→ Exercise input
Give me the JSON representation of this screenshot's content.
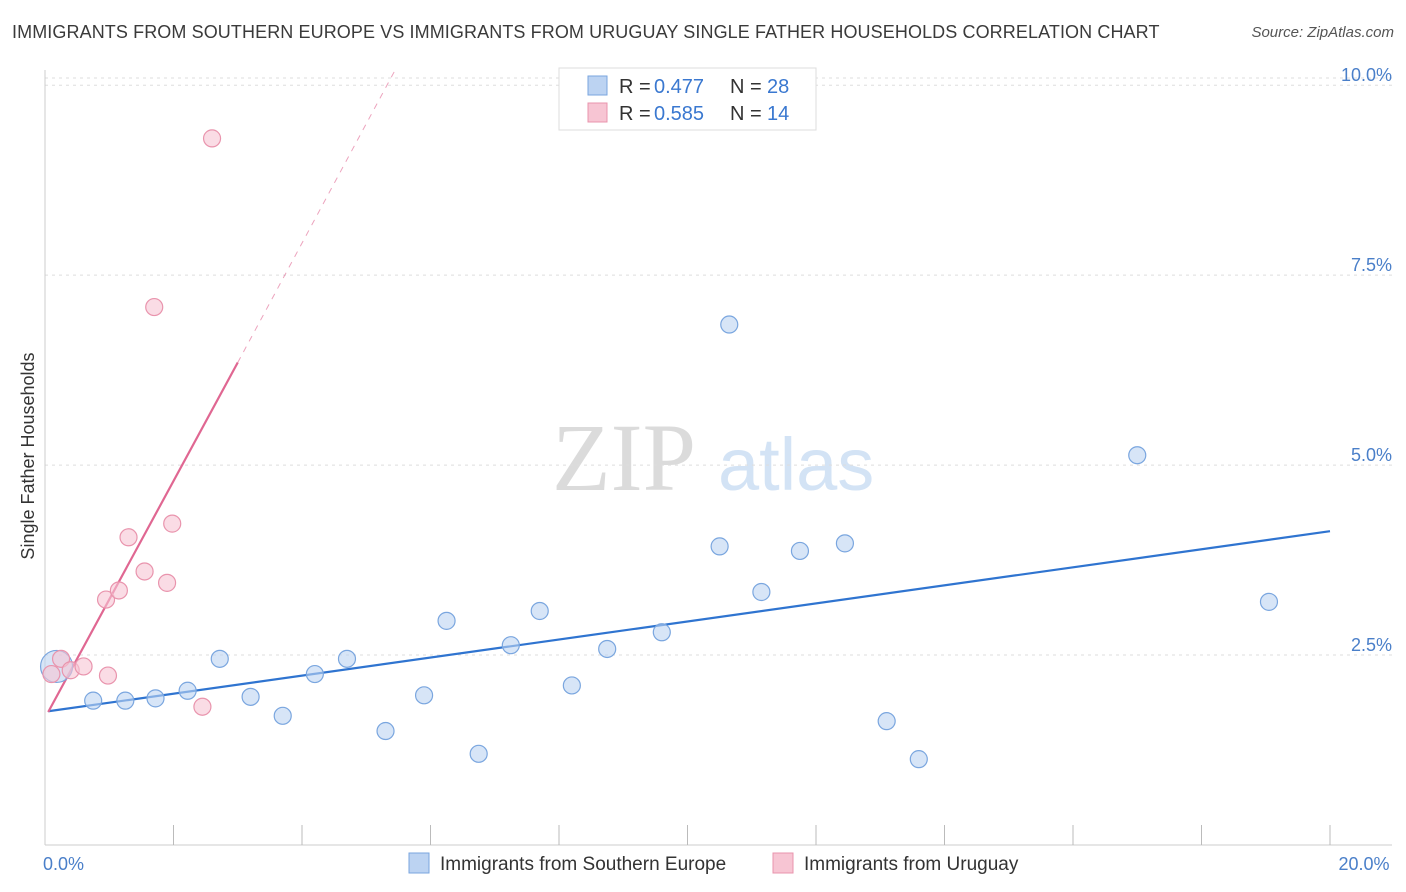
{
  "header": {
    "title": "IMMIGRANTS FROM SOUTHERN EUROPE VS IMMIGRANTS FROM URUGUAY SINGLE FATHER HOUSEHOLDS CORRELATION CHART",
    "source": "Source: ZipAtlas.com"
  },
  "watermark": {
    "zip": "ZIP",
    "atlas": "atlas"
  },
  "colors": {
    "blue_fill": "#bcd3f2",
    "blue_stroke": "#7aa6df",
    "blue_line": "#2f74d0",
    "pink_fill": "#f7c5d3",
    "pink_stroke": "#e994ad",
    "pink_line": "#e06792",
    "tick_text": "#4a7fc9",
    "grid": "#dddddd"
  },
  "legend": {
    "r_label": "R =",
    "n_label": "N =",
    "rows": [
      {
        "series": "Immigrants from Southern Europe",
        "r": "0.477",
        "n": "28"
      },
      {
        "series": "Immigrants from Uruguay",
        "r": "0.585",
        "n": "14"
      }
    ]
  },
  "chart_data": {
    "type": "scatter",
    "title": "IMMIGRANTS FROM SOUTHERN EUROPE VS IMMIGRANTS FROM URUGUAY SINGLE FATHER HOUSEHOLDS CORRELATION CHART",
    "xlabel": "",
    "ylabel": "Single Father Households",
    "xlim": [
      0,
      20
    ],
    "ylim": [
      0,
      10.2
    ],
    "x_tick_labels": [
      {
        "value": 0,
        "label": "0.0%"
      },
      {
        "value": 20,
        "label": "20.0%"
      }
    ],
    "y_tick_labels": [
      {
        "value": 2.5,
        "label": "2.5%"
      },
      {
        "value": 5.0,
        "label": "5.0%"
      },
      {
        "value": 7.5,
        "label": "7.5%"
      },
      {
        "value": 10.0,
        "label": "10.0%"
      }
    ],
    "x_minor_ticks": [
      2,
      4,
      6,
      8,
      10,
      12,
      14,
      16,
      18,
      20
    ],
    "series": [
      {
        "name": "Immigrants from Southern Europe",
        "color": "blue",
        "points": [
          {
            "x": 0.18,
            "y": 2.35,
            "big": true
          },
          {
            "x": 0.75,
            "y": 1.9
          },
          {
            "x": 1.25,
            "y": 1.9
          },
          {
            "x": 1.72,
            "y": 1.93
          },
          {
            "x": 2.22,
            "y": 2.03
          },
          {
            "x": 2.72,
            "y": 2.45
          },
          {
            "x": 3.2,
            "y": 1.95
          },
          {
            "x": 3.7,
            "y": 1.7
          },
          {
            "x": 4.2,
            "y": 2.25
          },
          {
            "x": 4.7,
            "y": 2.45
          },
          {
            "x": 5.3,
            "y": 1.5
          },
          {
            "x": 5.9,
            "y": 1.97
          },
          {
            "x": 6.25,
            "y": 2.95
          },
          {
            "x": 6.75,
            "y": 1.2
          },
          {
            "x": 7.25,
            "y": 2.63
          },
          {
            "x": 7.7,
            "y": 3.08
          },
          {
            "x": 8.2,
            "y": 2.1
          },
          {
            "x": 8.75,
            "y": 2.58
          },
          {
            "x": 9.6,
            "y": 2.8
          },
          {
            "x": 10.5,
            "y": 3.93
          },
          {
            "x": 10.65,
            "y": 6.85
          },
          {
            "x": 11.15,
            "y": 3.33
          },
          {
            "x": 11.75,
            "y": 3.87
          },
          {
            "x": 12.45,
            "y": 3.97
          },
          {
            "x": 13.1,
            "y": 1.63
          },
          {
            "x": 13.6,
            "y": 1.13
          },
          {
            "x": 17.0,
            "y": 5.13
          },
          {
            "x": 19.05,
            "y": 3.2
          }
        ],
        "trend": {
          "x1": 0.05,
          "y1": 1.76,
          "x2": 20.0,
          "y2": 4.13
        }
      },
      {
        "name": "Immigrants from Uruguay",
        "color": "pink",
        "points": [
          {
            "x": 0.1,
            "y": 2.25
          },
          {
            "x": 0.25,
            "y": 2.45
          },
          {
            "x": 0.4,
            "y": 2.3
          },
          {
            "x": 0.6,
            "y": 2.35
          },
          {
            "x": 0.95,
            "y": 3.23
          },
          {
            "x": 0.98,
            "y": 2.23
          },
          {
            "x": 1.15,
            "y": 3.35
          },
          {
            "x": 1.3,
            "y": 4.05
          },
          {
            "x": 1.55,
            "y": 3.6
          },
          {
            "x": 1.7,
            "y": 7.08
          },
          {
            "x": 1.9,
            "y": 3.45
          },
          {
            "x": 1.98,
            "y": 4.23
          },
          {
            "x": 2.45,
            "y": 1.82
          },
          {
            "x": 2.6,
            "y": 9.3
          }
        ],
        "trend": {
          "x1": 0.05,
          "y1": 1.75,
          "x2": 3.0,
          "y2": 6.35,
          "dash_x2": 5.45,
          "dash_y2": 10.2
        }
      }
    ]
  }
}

→ Prompt
Scan the listing above for the word "name" and show each line where it is found.

→ Solved exercise
        "name": "Immigrants from Southern Europe",
        "name": "Immigrants from Uruguay",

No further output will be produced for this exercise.